● **SET TASK**
Find the string "Calories" in the listing and report every line that has it.

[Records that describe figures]

--

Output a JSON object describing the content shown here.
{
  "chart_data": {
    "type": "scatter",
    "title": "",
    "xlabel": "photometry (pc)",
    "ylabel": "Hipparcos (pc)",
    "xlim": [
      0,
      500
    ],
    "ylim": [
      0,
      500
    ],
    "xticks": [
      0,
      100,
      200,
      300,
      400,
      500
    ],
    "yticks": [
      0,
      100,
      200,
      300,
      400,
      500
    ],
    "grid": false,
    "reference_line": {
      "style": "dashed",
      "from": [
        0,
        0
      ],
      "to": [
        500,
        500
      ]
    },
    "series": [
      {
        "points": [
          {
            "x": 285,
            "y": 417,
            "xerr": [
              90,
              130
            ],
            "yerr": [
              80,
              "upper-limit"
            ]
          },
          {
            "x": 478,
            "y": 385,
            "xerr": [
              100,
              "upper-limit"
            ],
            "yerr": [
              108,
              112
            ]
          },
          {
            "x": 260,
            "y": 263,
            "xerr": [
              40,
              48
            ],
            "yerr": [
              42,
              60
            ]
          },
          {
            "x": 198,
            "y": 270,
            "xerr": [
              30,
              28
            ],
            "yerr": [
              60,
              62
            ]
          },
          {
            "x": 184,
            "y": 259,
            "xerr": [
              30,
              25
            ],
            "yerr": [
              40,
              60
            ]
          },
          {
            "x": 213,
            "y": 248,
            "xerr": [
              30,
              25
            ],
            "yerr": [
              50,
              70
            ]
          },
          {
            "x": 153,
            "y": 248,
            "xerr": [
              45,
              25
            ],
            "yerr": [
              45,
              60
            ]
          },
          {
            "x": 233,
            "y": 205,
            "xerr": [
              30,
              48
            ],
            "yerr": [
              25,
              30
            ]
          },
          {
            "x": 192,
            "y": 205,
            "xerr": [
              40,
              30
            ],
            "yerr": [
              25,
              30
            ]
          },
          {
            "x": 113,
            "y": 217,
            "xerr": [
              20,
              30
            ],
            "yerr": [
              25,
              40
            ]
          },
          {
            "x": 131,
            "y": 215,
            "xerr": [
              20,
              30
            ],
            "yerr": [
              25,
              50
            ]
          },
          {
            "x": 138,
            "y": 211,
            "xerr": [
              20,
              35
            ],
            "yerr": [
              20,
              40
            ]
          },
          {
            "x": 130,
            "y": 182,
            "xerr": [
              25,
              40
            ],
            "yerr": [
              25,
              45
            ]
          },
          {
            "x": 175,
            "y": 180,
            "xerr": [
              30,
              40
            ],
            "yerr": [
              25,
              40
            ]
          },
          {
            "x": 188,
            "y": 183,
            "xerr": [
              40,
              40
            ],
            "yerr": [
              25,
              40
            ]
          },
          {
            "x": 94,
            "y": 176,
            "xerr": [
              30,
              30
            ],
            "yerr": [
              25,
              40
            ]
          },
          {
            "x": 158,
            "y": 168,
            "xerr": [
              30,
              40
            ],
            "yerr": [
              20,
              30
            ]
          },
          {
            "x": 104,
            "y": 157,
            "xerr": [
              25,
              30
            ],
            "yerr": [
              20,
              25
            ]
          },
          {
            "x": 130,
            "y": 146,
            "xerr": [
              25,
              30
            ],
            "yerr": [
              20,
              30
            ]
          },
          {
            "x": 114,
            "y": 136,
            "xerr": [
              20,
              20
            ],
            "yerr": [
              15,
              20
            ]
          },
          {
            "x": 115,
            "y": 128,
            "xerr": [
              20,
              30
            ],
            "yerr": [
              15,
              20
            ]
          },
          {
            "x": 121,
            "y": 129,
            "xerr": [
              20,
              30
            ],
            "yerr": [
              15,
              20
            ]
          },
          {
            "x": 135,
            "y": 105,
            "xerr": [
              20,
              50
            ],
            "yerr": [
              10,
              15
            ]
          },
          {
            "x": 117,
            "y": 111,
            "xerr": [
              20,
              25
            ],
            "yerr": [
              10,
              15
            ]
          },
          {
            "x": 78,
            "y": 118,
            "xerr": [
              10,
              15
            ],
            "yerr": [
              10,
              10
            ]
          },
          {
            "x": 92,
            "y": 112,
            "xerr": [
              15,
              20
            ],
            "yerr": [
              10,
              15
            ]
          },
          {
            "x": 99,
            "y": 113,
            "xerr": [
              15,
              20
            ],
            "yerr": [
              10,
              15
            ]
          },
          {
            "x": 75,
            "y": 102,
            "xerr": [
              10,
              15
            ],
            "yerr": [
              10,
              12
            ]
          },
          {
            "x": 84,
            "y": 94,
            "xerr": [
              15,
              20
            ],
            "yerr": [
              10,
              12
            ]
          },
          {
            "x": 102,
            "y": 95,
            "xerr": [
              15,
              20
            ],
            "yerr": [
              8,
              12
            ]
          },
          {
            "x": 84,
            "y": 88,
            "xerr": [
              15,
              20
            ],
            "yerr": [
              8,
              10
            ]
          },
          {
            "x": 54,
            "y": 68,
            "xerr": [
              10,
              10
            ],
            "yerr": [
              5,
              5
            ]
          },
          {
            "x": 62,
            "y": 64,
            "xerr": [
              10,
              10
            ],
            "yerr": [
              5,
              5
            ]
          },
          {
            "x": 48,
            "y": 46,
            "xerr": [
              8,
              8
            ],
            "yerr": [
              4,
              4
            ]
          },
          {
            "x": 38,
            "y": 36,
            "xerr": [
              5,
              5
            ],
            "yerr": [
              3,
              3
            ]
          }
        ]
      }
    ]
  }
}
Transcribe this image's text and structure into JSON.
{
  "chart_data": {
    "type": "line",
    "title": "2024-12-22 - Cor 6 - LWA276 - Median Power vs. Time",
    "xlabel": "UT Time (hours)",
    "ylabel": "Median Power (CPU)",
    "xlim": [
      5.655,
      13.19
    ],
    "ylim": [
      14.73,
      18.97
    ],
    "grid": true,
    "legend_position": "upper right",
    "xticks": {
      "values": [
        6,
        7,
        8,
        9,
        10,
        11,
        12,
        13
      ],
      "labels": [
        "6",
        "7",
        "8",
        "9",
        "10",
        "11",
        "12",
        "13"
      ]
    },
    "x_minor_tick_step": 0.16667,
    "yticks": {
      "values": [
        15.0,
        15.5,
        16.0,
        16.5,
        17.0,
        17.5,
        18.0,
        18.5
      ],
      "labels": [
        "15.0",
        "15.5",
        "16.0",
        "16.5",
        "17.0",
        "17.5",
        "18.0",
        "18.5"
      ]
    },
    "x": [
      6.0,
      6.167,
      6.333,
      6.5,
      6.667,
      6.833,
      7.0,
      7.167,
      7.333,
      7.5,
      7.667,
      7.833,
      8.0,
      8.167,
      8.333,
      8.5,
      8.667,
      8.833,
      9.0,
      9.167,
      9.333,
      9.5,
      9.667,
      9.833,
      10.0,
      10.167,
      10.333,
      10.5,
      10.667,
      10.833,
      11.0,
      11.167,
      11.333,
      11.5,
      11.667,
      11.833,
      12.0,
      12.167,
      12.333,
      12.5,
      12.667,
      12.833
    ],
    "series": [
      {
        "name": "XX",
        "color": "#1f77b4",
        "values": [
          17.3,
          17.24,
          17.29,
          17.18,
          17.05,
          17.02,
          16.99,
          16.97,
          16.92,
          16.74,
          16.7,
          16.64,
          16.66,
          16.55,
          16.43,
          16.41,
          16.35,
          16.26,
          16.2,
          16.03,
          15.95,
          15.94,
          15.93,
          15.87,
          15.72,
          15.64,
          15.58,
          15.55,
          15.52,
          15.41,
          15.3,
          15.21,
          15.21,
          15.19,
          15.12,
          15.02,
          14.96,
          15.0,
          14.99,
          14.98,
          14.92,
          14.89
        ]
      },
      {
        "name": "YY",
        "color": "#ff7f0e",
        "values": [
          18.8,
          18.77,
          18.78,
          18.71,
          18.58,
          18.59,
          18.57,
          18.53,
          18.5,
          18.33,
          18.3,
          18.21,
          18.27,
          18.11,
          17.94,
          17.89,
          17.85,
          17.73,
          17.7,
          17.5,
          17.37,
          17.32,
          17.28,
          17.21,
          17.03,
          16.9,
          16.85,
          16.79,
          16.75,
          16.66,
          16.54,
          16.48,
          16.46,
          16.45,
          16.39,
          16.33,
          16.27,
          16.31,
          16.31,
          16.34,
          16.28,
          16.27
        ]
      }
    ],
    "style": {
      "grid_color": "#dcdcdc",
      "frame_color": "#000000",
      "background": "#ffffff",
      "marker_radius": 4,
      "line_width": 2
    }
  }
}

--

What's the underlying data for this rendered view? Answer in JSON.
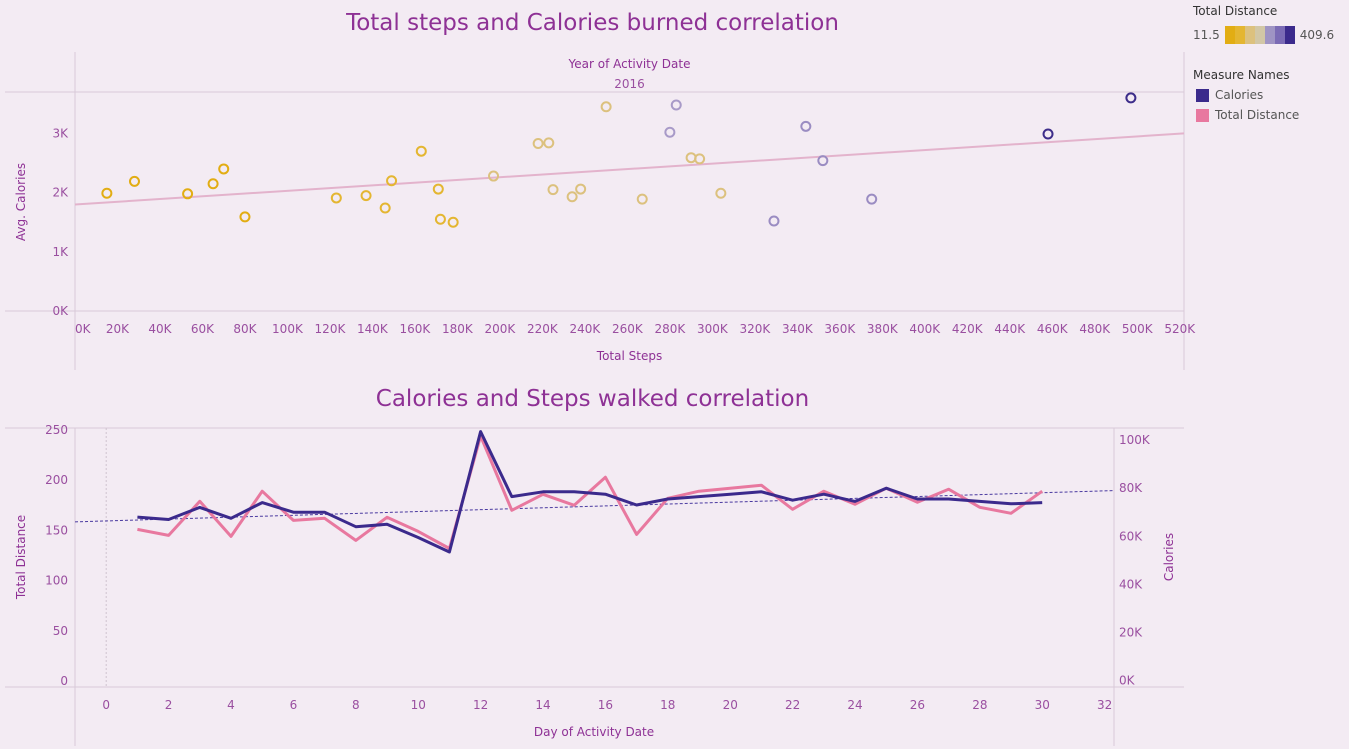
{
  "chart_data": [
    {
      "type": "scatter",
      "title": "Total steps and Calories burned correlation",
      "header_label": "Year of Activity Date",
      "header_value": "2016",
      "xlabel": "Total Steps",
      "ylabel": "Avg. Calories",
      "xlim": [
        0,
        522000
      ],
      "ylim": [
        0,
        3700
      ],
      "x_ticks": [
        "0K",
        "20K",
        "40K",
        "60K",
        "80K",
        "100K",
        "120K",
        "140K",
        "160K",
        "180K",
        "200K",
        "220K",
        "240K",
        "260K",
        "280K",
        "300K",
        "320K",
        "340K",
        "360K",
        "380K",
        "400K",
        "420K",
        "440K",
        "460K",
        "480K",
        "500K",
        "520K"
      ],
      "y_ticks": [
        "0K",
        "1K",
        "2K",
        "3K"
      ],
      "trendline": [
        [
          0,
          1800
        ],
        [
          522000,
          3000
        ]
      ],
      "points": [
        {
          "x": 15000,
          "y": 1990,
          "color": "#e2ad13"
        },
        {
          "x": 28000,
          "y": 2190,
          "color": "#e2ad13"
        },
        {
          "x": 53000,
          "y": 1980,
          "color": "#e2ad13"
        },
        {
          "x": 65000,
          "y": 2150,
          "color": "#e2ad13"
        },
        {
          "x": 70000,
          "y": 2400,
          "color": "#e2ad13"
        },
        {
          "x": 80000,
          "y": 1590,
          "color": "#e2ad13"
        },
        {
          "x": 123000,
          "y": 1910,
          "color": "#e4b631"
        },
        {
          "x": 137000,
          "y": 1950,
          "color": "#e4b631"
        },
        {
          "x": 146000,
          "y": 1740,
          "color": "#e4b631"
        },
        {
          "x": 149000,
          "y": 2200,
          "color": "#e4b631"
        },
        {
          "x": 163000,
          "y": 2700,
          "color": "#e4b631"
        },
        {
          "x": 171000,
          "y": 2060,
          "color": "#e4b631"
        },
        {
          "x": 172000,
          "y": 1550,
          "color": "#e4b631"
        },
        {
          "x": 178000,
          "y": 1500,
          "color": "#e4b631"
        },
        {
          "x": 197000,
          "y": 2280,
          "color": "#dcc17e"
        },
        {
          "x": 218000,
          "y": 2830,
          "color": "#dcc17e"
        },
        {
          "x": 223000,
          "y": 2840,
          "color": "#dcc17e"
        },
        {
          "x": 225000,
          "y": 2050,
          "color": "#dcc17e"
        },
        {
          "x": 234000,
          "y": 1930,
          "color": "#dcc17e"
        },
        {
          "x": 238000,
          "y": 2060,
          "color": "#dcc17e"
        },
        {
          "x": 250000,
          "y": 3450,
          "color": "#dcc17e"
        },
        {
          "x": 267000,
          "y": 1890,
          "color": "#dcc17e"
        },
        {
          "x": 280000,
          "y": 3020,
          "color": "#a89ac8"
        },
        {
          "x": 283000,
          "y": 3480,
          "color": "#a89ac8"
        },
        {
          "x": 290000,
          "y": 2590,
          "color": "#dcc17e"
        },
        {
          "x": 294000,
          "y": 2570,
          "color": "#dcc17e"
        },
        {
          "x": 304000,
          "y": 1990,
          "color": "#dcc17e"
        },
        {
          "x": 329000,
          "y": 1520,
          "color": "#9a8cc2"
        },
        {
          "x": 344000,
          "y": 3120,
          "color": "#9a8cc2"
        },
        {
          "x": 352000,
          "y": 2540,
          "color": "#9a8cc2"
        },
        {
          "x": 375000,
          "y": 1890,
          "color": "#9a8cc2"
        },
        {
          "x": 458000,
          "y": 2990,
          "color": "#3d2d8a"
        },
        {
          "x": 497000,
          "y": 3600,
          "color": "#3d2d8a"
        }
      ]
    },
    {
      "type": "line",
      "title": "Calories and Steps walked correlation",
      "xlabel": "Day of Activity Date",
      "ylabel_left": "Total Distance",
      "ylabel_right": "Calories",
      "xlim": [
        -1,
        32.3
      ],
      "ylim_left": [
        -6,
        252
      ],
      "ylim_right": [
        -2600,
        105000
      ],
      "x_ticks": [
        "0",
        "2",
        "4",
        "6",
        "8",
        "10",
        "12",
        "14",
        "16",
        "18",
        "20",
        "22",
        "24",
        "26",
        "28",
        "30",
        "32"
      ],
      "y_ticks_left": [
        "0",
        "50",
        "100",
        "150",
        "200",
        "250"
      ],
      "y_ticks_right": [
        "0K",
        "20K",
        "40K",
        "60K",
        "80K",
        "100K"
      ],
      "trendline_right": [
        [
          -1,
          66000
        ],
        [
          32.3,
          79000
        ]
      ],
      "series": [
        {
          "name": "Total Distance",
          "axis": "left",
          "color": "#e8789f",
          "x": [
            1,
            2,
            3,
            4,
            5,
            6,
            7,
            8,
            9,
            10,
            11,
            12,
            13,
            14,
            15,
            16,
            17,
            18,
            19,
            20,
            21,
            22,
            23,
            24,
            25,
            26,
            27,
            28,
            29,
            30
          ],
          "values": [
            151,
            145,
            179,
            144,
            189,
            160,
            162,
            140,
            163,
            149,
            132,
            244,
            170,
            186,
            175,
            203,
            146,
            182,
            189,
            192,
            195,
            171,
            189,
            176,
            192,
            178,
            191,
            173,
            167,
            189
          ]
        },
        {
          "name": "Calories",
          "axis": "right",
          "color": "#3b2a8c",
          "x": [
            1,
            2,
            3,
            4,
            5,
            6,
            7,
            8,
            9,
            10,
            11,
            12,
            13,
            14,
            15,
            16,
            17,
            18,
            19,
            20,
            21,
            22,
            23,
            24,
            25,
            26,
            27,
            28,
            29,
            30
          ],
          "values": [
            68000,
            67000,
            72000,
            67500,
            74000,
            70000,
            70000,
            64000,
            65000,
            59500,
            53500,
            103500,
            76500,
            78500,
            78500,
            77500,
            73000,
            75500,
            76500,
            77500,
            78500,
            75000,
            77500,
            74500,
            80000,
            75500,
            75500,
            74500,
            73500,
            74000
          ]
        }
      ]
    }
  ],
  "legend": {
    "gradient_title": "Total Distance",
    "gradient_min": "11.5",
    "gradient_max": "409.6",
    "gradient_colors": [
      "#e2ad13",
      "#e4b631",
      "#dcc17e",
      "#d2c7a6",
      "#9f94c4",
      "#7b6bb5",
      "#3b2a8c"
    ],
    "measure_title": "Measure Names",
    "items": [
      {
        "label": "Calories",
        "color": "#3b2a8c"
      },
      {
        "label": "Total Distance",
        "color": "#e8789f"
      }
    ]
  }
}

--

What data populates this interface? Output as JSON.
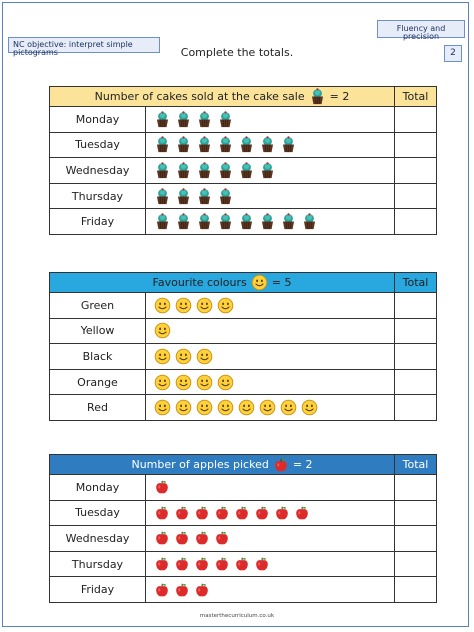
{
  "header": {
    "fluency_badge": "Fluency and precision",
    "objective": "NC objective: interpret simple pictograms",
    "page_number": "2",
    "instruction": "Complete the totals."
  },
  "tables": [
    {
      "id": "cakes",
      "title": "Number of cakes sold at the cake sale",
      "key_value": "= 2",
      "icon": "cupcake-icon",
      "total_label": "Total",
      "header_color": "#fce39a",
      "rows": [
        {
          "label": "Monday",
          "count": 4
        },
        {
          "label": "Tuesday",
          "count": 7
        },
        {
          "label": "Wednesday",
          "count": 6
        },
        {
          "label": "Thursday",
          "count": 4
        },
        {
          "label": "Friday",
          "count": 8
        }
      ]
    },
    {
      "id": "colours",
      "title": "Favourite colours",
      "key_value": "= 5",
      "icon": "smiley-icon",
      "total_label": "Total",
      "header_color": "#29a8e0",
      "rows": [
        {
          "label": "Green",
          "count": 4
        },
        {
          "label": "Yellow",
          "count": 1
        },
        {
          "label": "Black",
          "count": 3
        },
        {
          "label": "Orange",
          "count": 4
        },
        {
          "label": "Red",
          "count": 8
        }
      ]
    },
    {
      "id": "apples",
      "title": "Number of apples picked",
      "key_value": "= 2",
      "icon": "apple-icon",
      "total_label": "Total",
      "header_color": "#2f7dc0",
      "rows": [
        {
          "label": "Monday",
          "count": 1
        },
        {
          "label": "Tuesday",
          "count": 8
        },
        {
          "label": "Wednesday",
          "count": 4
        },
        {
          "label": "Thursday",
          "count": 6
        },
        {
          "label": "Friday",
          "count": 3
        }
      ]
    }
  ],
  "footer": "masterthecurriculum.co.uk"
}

--

● **ANSWER TO THIS PROBLEM**
      "title": "Total steps and Calories burned correlation",
      "ylabel": "Avg. Calories",
      "title": "Calories and Steps walked correlation",
      "ylabel_right": "Calories",
          "name": "Calories",
        "label": "Calories",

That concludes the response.